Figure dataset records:

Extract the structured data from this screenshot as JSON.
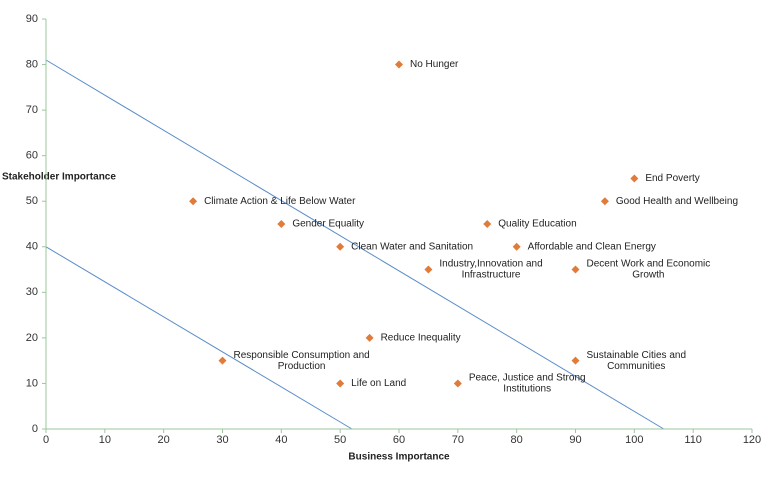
{
  "chart_data": {
    "type": "scatter",
    "x_label": "Business Importance",
    "y_label": "Stakeholder Importance",
    "xlim": [
      0,
      120
    ],
    "ylim": [
      0,
      90
    ],
    "xticks": [
      0,
      10,
      20,
      30,
      40,
      50,
      60,
      70,
      80,
      90,
      100,
      110,
      120
    ],
    "yticks": [
      0,
      10,
      20,
      30,
      40,
      50,
      60,
      70,
      80,
      90
    ],
    "color": "#e07b39",
    "axis_color": "#9bc79b",
    "x": [
      60,
      100,
      25,
      95,
      40,
      75,
      50,
      80,
      65,
      90,
      55,
      30,
      90,
      50,
      70
    ],
    "y": [
      80,
      55,
      50,
      50,
      45,
      45,
      40,
      40,
      35,
      35,
      20,
      15,
      15,
      10,
      10
    ],
    "labels": [
      [
        "No Hunger"
      ],
      [
        "End Poverty"
      ],
      [
        "Climate Action & Life Below Water"
      ],
      [
        "Good Health and Wellbeing"
      ],
      [
        "Gender Equality"
      ],
      [
        "Quality Education"
      ],
      [
        "Clean Water and Sanitation"
      ],
      [
        "Affordable and Clean Energy"
      ],
      [
        "Industry,Innovation and",
        "Infrastructure"
      ],
      [
        "Decent Work and Economic",
        "Growth"
      ],
      [
        "Reduce Inequality"
      ],
      [
        "Responsible Consumption and",
        "Production"
      ],
      [
        "Sustainable Cities and",
        "Communities"
      ],
      [
        "Life on Land"
      ],
      [
        "Peace, Justice and Strong",
        "Institutions"
      ]
    ],
    "lines": [
      {
        "color": "#5b8ec9",
        "x": [
          0,
          105
        ],
        "y": [
          81,
          0
        ]
      },
      {
        "color": "#5b8ec9",
        "x": [
          0,
          52
        ],
        "y": [
          40,
          0
        ]
      }
    ]
  }
}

THE EXERCISE —
Copy all lines from the data that hold the word "Importance".

THE ANSWER —
    "x_label": "Business Importance",
    "y_label": "Stakeholder Importance",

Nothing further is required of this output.